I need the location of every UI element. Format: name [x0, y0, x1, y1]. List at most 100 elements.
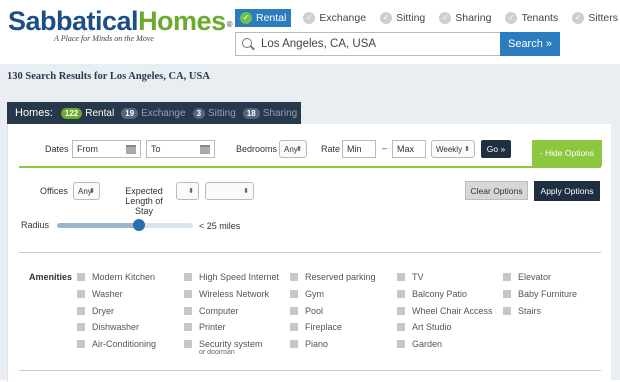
calendar-icon — [126, 145, 136, 154]
amenity-reserved-parking[interactable]: Reserved parking — [290, 272, 376, 282]
rate-label: Rate — [321, 144, 341, 154]
checkbox — [184, 323, 192, 331]
type-sitting[interactable]: ✓ Sitting — [380, 12, 425, 24]
stay-unit-select[interactable]: ⬍ — [205, 182, 254, 200]
count-badge: 122 — [60, 107, 83, 119]
checkbox — [77, 273, 85, 281]
search-icon — [242, 37, 255, 51]
checkbox — [184, 273, 192, 281]
amenity-fireplace[interactable]: Fireplace — [290, 322, 342, 332]
type-exchange[interactable]: ✓ Exchange — [303, 12, 366, 24]
checkbox — [397, 307, 405, 315]
checkbox — [290, 290, 298, 298]
radius-value: < 25 miles — [199, 221, 241, 231]
amenity-dishwasher[interactable]: Dishwasher — [77, 322, 139, 332]
amenity-modern-kitchen[interactable]: Modern Kitchen — [77, 272, 155, 282]
amenities-label: Amenities — [29, 272, 73, 282]
amenity-balcony-patio[interactable]: Balcony Patio — [397, 289, 467, 299]
location-search — [235, 32, 501, 56]
listing-type-filter: ✓ Rental ✓ Exchange ✓ Sitting ✓ Sharing ✓ Ten… — [235, 8, 620, 28]
amenity-sublabel: or doorman — [199, 349, 235, 356]
check-icon: ✓ — [303, 12, 316, 24]
updown-icon: ⬍ — [296, 146, 302, 153]
amenity-art-studio[interactable]: Art Studio — [397, 322, 452, 332]
checkbox — [397, 340, 405, 348]
go-button[interactable]: Go » — [481, 140, 511, 158]
length-of-stay-label: Expected Length of Stay — [125, 186, 163, 216]
date-from-field[interactable]: From — [72, 140, 141, 158]
amenity-stairs[interactable]: Stairs — [503, 306, 541, 316]
amenity-wireless-network[interactable]: Wireless Network — [184, 289, 269, 299]
amenity-washer[interactable]: Washer — [77, 289, 123, 299]
bedrooms-select[interactable]: Any ⬍ — [279, 140, 307, 158]
amenity-air-conditioning[interactable]: Air-Conditioning — [77, 339, 156, 349]
checkbox — [77, 290, 85, 298]
type-sitters[interactable]: ✓ Sitters — [572, 12, 618, 24]
amenity-security-system[interactable]: Security system or doorman — [184, 339, 263, 357]
check-icon: ✓ — [240, 12, 252, 24]
count-badge: 19 — [121, 107, 139, 119]
date-to-field[interactable]: To — [146, 140, 215, 158]
options-divider — [19, 166, 601, 168]
amenity-garden[interactable]: Garden — [397, 339, 442, 349]
amenity-gym[interactable]: Gym — [290, 289, 324, 299]
amenity-tv[interactable]: TV — [397, 272, 424, 282]
checkbox — [290, 340, 298, 348]
checkbox — [290, 307, 298, 315]
checkbox — [503, 290, 511, 298]
tab-sitting[interactable]: 3 Sitting — [192, 107, 236, 119]
radius-label: Radius — [21, 220, 50, 230]
checkbox — [290, 323, 298, 331]
amenity-baby-furniture[interactable]: Baby Furniture — [503, 289, 577, 299]
bedrooms-label: Bedrooms — [236, 144, 278, 154]
checkbox — [77, 307, 85, 315]
section-divider — [19, 252, 601, 253]
amenity-printer[interactable]: Printer — [184, 322, 226, 332]
checkbox — [77, 340, 85, 348]
count-badge: 3 — [192, 107, 206, 119]
dates-label: Dates — [45, 144, 69, 154]
type-rental[interactable]: ✓ Rental — [235, 9, 292, 27]
count-badge: 18 — [242, 107, 260, 119]
rate-period-select[interactable]: Weekly ⬍ — [431, 140, 475, 158]
check-icon: ✓ — [505, 12, 518, 24]
type-tenants[interactable]: ✓ Tenants — [505, 12, 558, 24]
checkbox — [184, 307, 192, 315]
rate-max-field[interactable]: Max — [392, 140, 426, 158]
amenity-computer[interactable]: Computer — [184, 306, 239, 316]
section-divider — [19, 370, 601, 371]
checkbox — [397, 273, 405, 281]
rate-min-field[interactable]: Min — [342, 140, 376, 158]
range-dash: – — [382, 143, 388, 153]
updown-icon: ⬍ — [464, 146, 470, 153]
radius-slider[interactable] — [57, 223, 193, 228]
tab-exchange[interactable]: 19 Exchange — [121, 107, 186, 119]
clear-options-button[interactable]: Clear Options — [465, 181, 528, 200]
check-icon: ✓ — [380, 12, 393, 24]
sabbatical-homes-logo[interactable]: SabbaticalHomes® A Place for Minds on th… — [8, 6, 233, 54]
offices-label: Offices — [40, 186, 68, 196]
homes-label: Homes: — [15, 107, 53, 119]
checkbox — [397, 323, 405, 331]
hide-options-button[interactable]: - Hide Options — [532, 140, 602, 166]
search-button[interactable]: Search » — [500, 32, 560, 56]
checkbox — [503, 273, 511, 281]
amenity-high-speed-internet[interactable]: High Speed Internet — [184, 272, 279, 282]
tab-rental[interactable]: 122 Rental — [60, 107, 114, 119]
slider-handle[interactable] — [133, 219, 145, 231]
results-title: 130 Search Results for Los Angeles, CA, … — [7, 71, 210, 82]
amenity-piano[interactable]: Piano — [290, 339, 328, 349]
apply-options-button[interactable]: Apply Options — [534, 181, 600, 201]
checkbox — [397, 290, 405, 298]
stay-number-select[interactable]: ⬍ — [176, 182, 199, 200]
amenity-dryer[interactable]: Dryer — [77, 306, 114, 316]
tab-sharing[interactable]: 18 Sharing — [242, 107, 297, 119]
offices-select[interactable]: Any ⬍ — [73, 182, 100, 200]
type-sharing[interactable]: ✓ Sharing — [439, 12, 491, 24]
updown-icon: ⬍ — [243, 188, 249, 195]
amenity-elevator[interactable]: Elevator — [503, 272, 551, 282]
amenity-wheel-chair-access[interactable]: Wheel Chair Access — [397, 306, 493, 316]
amenity-pool[interactable]: Pool — [290, 306, 323, 316]
slider-fill — [57, 223, 142, 228]
location-input[interactable] — [261, 38, 481, 50]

^^^^^^^^

## EXERCISE AIM
Format every line of the listing above as a JSON list of strings, one string per line, with blank lines and pictures left out.

## EXERCISE ANSWER
[
  "I need the location of every UI element. Format: name [x0, y0, x1, y1]. List at most 100 elements.",
  "calendar-icon — [126, 145, 136, 154]",
  "amenity-reserved-parking[interactable]: Reserved parking — [290, 272, 376, 282]",
  "rate-label: Rate — [321, 144, 341, 154]",
  "checkbox — [184, 323, 192, 331]",
  "type-sitting[interactable]: ✓ Sitting — [380, 12, 425, 24]",
  "stay-unit-select[interactable]: ⬍ — [205, 182, 254, 200]",
  "count-badge: 122 — [60, 107, 83, 119]",
  "checkbox — [77, 273, 85, 281]",
  "search-icon — [242, 37, 255, 51]",
  "checkbox — [184, 273, 192, 281]",
  "amenity-fireplace[interactable]: Fireplace — [290, 322, 342, 332]",
  "type-exchange[interactable]: ✓ Exchange — [303, 12, 366, 24]",
  "checkbox — [397, 307, 405, 315]",
  "checkbox — [290, 290, 298, 298]",
  "radius-value: < 25 miles — [199, 221, 241, 231]",
  "amenity-dishwasher[interactable]: Dishwasher — [77, 322, 139, 332]",
  "amenity-modern-kitchen[interactable]: Modern Kitchen — [77, 272, 155, 282]",
  "amenities-label: Amenities — [29, 272, 73, 282]",
  "amenity-balcony-patio[interactable]: Balcony Patio — [397, 289, 467, 299]",
  "location-search — [235, 32, 501, 56]",
  "listing-type-filter: ✓ Rental ✓ Exchange ✓ Sitting ✓ Sharing ✓ Ten… — [235, 8, 620, 28]",
  "amenity-sublabel: or doorman — [199, 349, 235, 356]",
  "check-icon: ✓ — [303, 12, 316, 24]",
  "updown-icon: ⬍ — [296, 146, 302, 153]",
  "amenity-art-studio[interactable]: Art Studio — [397, 322, 452, 332]",
  "checkbox — [397, 340, 405, 348]",
  "go-button[interactable]: Go » — [481, 140, 511, 158]",
  "length-of-stay-label: Expected Length of Stay — [125, 186, 163, 216]",
  "date-from-field[interactable]: From — [72, 140, 141, 158]",
  "amenity-stairs[interactable]: Stairs — [503, 306, 541, 316]",
  "amenity-wireless-network[interactable]: Wireless Network — [184, 289, 269, 299]",
  "amenity-washer[interactable]: Washer — [77, 289, 123, 299]",
  "bedrooms-select[interactable]: Any ⬍ — [279, 140, 307, 158]",
  "amenity-air-conditioning[interactable]: Air-Conditioning — [77, 339, 156, 349]",
  "checkbox — [77, 290, 85, 298]",
  "type-sitters[interactable]: ✓ Sitters — [572, 12, 618, 24]",
  "amenity-security-system[interactable]: Security system or doorman — [184, 339, 263, 357]",
  "check-icon: ✓ — [240, 12, 252, 24]",
  "count-badge: 19 — [121, 107, 139, 119]",
  "date-to-field[interactable]: To — [146, 140, 215, 158]",
  "options-divider — [19, 166, 601, 168]",
  "amenity-garden[interactable]: Garden — [397, 339, 442, 349]",
  "amenity-gym[interactable]: Gym — [290, 289, 324, 299]",
  "amenity-tv[interactable]: TV — [397, 272, 424, 282]",
  "checkbox — [290, 340, 298, 348]",
  "checkbox — [290, 307, 298, 315]",
  "checkbox — [503, 290, 511, 298]",
  "tab-sitting[interactable]: 3 Sitting — [192, 107, 236, 119]",
  "radius-label: Radius — [21, 220, 50, 230]",
  "checkbox — [290, 323, 298, 331]",
  "amenity-baby-furniture[interactable]: Baby Furniture — [503, 289, 577, 299]",
  "bedrooms-label: Bedrooms — [236, 144, 278, 154]",
  "checkbox — [77, 307, 85, 315]",
  "section-divider — [19, 252, 601, 253]",
  "amenity-printer[interactable]: Printer — [184, 322, 226, 332]",
  "checkbox — [77, 340, 85, 348]",
  "count-badge: 3 — [192, 107, 206, 119]",
  "dates-label: Dates — [45, 144, 69, 154]",
  "type-rental[interactable]: ✓ Rental — [235, 9, 292, 27]",
  "count-badge: 18 — [242, 107, 260, 119]",
  "rate-period-select[interactable]: Weekly ⬍ — [431, 140, 475, 158]",
  "check-icon: ✓ — [505, 12, 518, 24]",
  "type-tenants[interactable]: ✓ Tenants — [505, 12, 558, 24]",
  "checkbox — [184, 307, 192, 315]",
  "rate-max-field[interactable]: Max — [392, 140, 426, 158]",
  "amenity-computer[interactable]: Computer — [184, 306, 239, 316]",
  "section-divider — [19, 370, 601, 371]",
  "checkbox — [397, 273, 405, 281]",
  "rate-min-field[interactable]: Min — [342, 140, 376, 158]",
  "range-dash: – — [382, 143, 388, 153]",
  "updown-icon: ⬍ — [464, 146, 470, 153]",
  "radius-slider[interactable] — [57, 223, 193, 228]",
  "tab-exchange[interactable]: 19 Exchange — [121, 107, 186, 119]",
  "clear-options-button[interactable]: Clear Options — [465, 181, 528, 200]",
  "check-icon: ✓ — [380, 12, 393, 24]",
  "sabbatical-homes-logo[interactable]: SabbaticalHomes® A Place for Minds on th… — [8, 6, 233, 54]",
  "offices-label: Offices — [40, 186, 68, 196]",
  "homes-label: Homes: — [15, 107, 53, 119]",
  "checkbox — [397, 323, 405, 331]",
  "hide-options-button[interactable]: - Hide Options — [532, 140, 602, 166]",
  "search-button[interactable]: Search » — [500, 32, 560, 56]",
  "checkbox — [503, 273, 511, 281]",
  "amenity-high-speed-internet[interactable]: High Speed Internet — [184, 272, 279, 282]",
  "tab-rental[interactable]: 122 Rental — [60, 107, 114, 119]",
  "slider-handle[interactable] — [133, 219, 145, 231]",
  "results-title: 130 Search Results for Los Angeles, CA, … — [7, 71, 210, 82]",
  "amenity-piano[interactable]: Piano — [290, 339, 328, 349]",
  "apply-options-button[interactable]: Apply Options — [534, 181, 600, 201]",
  "checkbox — [397, 290, 405, 298]",
  "stay-number-select[interactable]: ⬍ — [176, 182, 199, 200]",
  "amenity-dryer[interactable]: Dryer — [77, 306, 114, 316]",
  "tab-sharing[interactable]: 18 Sharing — [242, 107, 297, 119]",
  "offices-select[interactable]: Any ⬍ — [73, 182, 100, 200]",
  "type-sharing[interactable]: ✓ Sharing — [439, 12, 491, 24]",
  "updown-icon: ⬍ — [243, 188, 249, 195]",
  "amenity-elevator[interactable]: Elevator — [503, 272, 551, 282]",
  "amenity-wheel-chair-access[interactable]: Wheel Chair Access — [397, 306, 493, 316]",
  "amenity-pool[interactable]: Pool — [290, 306, 323, 316]",
  "slider-fill — [57, 223, 142, 228]",
  "location-input[interactable] — [261, 38, 481, 50]"
]